EXERCISE INSTRUCTIONS:
All of the data below should be written out exactly.
======== EXERCISE INPUT
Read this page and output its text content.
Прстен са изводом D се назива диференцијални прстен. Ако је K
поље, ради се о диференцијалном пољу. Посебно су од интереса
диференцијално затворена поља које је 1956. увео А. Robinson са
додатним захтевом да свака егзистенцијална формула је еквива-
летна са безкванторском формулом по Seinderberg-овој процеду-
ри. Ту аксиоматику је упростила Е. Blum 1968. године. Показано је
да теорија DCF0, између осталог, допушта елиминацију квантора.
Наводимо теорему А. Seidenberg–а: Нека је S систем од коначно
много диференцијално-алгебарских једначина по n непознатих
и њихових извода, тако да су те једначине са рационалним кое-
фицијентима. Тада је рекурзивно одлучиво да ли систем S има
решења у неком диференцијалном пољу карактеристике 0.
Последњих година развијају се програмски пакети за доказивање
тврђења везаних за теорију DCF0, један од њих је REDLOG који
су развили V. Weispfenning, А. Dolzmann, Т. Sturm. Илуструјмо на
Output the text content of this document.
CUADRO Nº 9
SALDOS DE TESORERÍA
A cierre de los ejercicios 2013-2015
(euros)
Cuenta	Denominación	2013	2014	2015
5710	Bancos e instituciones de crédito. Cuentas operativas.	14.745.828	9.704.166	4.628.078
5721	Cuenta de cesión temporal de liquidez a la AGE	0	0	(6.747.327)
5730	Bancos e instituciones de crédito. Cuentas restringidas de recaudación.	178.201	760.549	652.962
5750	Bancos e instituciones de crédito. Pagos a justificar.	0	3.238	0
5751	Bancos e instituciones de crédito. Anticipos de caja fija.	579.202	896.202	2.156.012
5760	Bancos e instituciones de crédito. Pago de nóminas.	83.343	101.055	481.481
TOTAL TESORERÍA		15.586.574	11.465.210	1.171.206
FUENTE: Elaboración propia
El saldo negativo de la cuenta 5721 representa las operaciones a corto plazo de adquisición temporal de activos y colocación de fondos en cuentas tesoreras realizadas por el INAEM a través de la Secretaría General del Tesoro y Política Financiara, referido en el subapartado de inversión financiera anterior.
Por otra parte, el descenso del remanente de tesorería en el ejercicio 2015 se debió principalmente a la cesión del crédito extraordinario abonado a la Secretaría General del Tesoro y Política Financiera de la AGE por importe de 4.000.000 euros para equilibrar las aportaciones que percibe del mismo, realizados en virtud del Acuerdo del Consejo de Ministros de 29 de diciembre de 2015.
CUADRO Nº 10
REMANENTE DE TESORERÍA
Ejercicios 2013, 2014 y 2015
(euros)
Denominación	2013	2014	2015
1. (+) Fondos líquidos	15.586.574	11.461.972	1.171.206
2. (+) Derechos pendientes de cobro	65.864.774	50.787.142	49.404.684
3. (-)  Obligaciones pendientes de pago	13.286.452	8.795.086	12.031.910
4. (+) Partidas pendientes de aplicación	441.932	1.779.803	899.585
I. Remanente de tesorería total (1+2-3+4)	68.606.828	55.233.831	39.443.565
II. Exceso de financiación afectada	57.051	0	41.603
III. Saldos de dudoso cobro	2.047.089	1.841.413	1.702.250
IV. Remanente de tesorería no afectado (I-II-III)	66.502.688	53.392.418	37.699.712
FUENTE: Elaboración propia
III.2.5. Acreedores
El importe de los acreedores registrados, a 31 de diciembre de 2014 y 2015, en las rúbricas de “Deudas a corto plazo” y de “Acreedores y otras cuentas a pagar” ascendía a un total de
================
IN RESPONSE:
Read this page and output its text content.
Прстен са изводом D се назива диференцијални прстен. Ако је K
поље, ради се о диференцијалном пољу. Посебно су од интереса
диференцијално затворена поља које је 1956. увео А. Robinson са
додатним захтевом да свака егзистенцијална формула је еквива-
летна са безкванторском формулом по Seinderberg-овој процеду-
ри. Ту аксиоматику је упростила Е. Blum 1968. године. Показано је
да теорија DCF0, између осталог, допушта елиминацију квантора.
Наводимо теорему А. Seidenberg–а: Нека је S систем од коначно
много диференцијално-алгебарских једначина по n непознатих
и њихових извода, тако да су те једначине са рационалним кое-
фицијентима. Тада је рекурзивно одлучиво да ли систем S има
решења у неком диференцијалном пољу карактеристике 0.
Последњих година развијају се програмски пакети за доказивање
тврђења везаних за теорију DCF0, један од њих је REDLOG који
су развили V. Weispfenning, А. Dolzmann, Т. Sturm. Илуструјмо на
Output the text content of this document.
CUADRO Nº 9
SALDOS DE TESORERÍA
A cierre de los ejercicios 2013-2015
(euros)
Cuenta	Denominación	2013	2014	2015
5710	Bancos e instituciones de crédito. Cuentas operativas.	14.745.828	9.704.166	4.628.078
5721	Cuenta de cesión temporal de liquidez a la AGE	0	0	(6.747.327)
5730	Bancos e instituciones de crédito. Cuentas restringidas de recaudación.	178.201	760.549	652.962
5750	Bancos e instituciones de crédito. Pagos a justificar.	0	3.238	0
5751	Bancos e instituciones de crédito. Anticipos de caja fija.	579.202	896.202	2.156.012
5760	Bancos e instituciones de crédito. Pago de nóminas.	83.343	101.055	481.481
TOTAL TESORERÍA		15.586.574	11.465.210	1.171.206
FUENTE: Elaboración propia
El saldo negativo de la cuenta 5721 representa las operaciones a corto plazo de adquisición temporal de activos y colocación de fondos en cuentas tesoreras realizadas por el INAEM a través de la Secretaría General del Tesoro y Política Financiara, referido en el subapartado de inversión financiera anterior.
Por otra parte, el descenso del remanente de tesorería en el ejercicio 2015 se debió principalmente a la cesión del crédito extraordinario abonado a la Secretaría General del Tesoro y Política Financiera de la AGE por importe de 4.000.000 euros para equilibrar las aportaciones que percibe del mismo, realizados en virtud del Acuerdo del Consejo de Ministros de 29 de diciembre de 2015.
CUADRO Nº 10
REMANENTE DE TESORERÍA
Ejercicios 2013, 2014 y 2015
(euros)
Denominación	2013	2014	2015
1. (+) Fondos líquidos	15.586.574	11.461.972	1.171.206
2. (+) Derechos pendientes de cobro	65.864.774	50.787.142	49.404.684
3. (-)  Obligaciones pendientes de pago	13.286.452	8.795.086	12.031.910
4. (+) Partidas pendientes de aplicación	441.932	1.779.803	899.585
I. Remanente de tesorería total (1+2-3+4)	68.606.828	55.233.831	39.443.565
II. Exceso de financiación afectada	57.051	0	41.603
III. Saldos de dudoso cobro	2.047.089	1.841.413	1.702.250
IV. Remanente de tesorería no afectado (I-II-III)	66.502.688	53.392.418	37.699.712
FUENTE: Elaboración propia
III.2.5. Acreedores
El importe de los acreedores registrados, a 31 de diciembre de 2014 y 2015, en las rúbricas de “Deudas a corto plazo” y de “Acreedores y otras cuentas a pagar” ascendía a un total de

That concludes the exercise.